Print out each entry below exactly, please.
== Excerpted records
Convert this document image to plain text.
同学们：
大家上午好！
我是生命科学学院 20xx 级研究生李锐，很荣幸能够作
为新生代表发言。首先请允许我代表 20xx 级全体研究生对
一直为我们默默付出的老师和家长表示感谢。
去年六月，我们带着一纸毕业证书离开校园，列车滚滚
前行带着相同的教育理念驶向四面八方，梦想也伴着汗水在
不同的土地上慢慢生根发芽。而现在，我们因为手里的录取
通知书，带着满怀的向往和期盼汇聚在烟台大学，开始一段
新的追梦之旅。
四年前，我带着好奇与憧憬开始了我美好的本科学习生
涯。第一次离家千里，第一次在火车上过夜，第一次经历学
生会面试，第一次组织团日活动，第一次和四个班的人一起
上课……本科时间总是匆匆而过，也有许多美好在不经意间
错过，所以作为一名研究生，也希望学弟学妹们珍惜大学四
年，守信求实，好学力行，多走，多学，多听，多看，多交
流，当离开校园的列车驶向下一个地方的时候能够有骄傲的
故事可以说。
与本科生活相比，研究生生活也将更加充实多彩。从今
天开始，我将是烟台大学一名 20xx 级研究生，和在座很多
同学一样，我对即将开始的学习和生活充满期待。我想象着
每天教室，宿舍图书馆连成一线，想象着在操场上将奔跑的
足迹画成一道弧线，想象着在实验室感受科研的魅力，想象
====
Response below:
Convert this document image to plain text.
同学们：
大家上午好！
我是生命科学学院 20xx 级研究生李锐，很荣幸能够作
为新生代表发言。首先请允许我代表 20xx 级全体研究生对
一直为我们默默付出的老师和家长表示感谢。
去年六月，我们带着一纸毕业证书离开校园，列车滚滚
前行带着相同的教育理念驶向四面八方，梦想也伴着汗水在
不同的土地上慢慢生根发芽。而现在，我们因为手里的录取
通知书，带着满怀的向往和期盼汇聚在烟台大学，开始一段
新的追梦之旅。
四年前，我带着好奇与憧憬开始了我美好的本科学习生
涯。第一次离家千里，第一次在火车上过夜，第一次经历学
生会面试，第一次组织团日活动，第一次和四个班的人一起
上课……本科时间总是匆匆而过，也有许多美好在不经意间
错过，所以作为一名研究生，也希望学弟学妹们珍惜大学四
年，守信求实，好学力行，多走，多学，多听，多看，多交
流，当离开校园的列车驶向下一个地方的时候能够有骄傲的
故事可以说。
与本科生活相比，研究生生活也将更加充实多彩。从今
天开始，我将是烟台大学一名 20xx 级研究生，和在座很多
同学一样，我对即将开始的学习和生活充满期待。我想象着
每天教室，宿舍图书馆连成一线，想象着在操场上将奔跑的
足迹画成一道弧线，想象着在实验室感受科研的魅力，想象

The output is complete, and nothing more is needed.